> Exercise: Gather each line of the records where "Modules" appears.
===== Exercise input =====
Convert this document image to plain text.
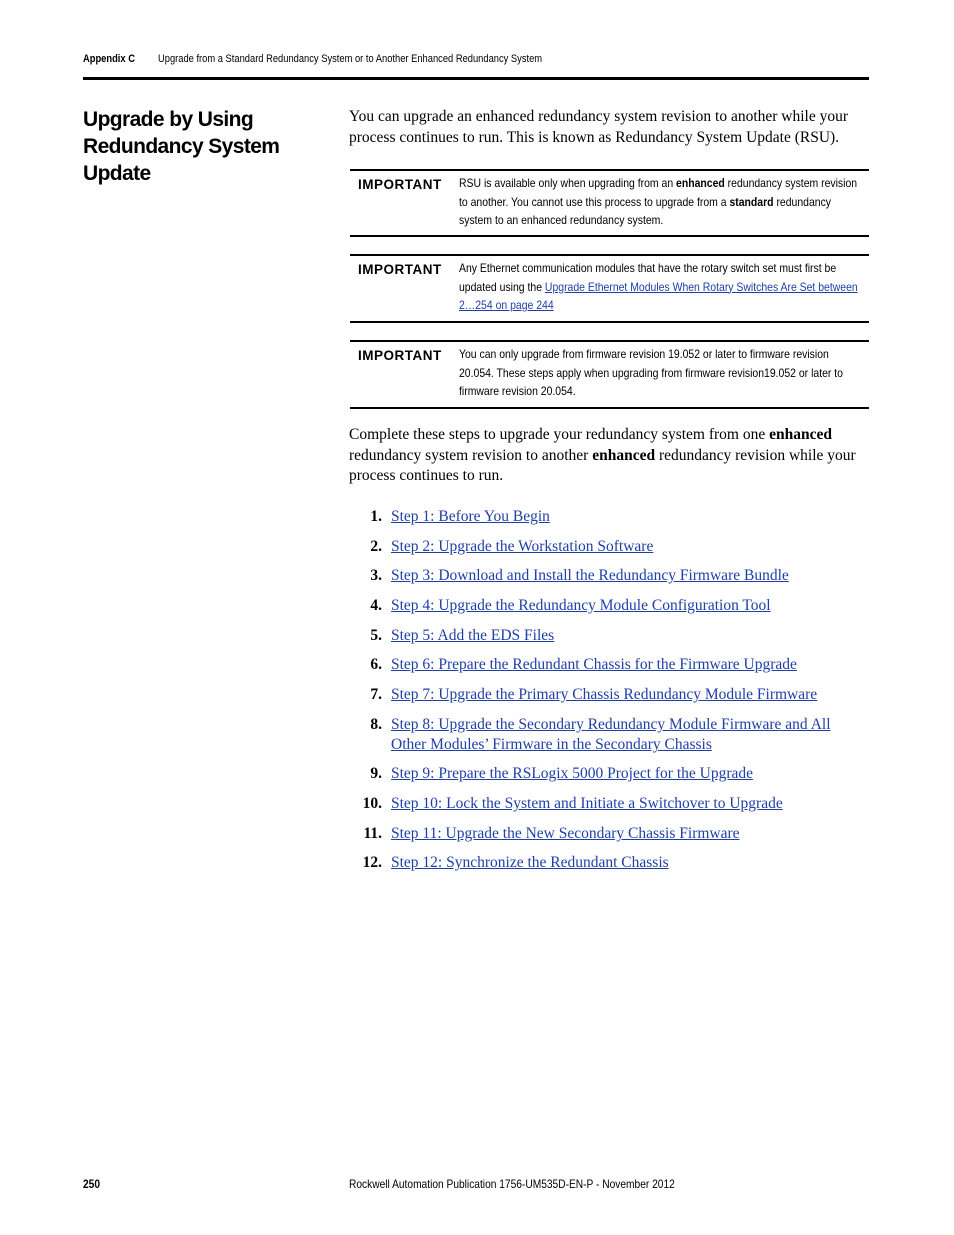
Appendix C Upgrade from a Standard Redundancy System or to Another Enhanced Redundancy System
Upgrade by Using Redundancy System Update
You can upgrade an enhanced redundancy system revision to another while your process continues to run. This is known as Redundancy System Update (RSU).
IMPORTANT RSU is available only when upgrading from an enhanced redundancy system revision to another. You cannot use this process to upgrade from a standard redundancy system to an enhanced redundancy system.
IMPORTANT Any Ethernet communication modules that have the rotary switch set must first be updated using the Upgrade Ethernet Modules When Rotary Switches Are Set between 2…254 on page 244
IMPORTANT You can only upgrade from firmware revision 19.052 or later to firmware revision 20.054. These steps apply when upgrading from firmware revision19.052 or later to firmware revision 20.054.
Complete these steps to upgrade your redundancy system from one enhanced redundancy system revision to another enhanced redundancy revision while your process continues to run.
1. Step 1: Before You Begin
2. Step 2: Upgrade the Workstation Software
3. Step 3: Download and Install the Redundancy Firmware Bundle
4. Step 4: Upgrade the Redundancy Module Configuration Tool
5. Step 5: Add the EDS Files
6. Step 6: Prepare the Redundant Chassis for the Firmware Upgrade
7. Step 7: Upgrade the Primary Chassis Redundancy Module Firmware
8. Step 8: Upgrade the Secondary Redundancy Module Firmware and All Other Modules’ Firmware in the Secondary Chassis
9. Step 9: Prepare the RSLogix 5000 Project for the Upgrade
10. Step 10: Lock the System and Initiate a Switchover to Upgrade
11. Step 11: Upgrade the New Secondary Chassis Firmware
12. Step 12: Synchronize the Redundant Chassis
250	Rockwell Automation Publication 1756-UM535D-EN-P - November 2012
=====
> Completed task:
IMPORTANT Any Ethernet communication modules that have the rotary switch set must first be updated using the Upgrade Ethernet Modules When Rotary Switches Are Set between 2…254 on page 244
8. Step 8: Upgrade the Secondary Redundancy Module Firmware and All Other Modules’ Firmware in the Secondary Chassis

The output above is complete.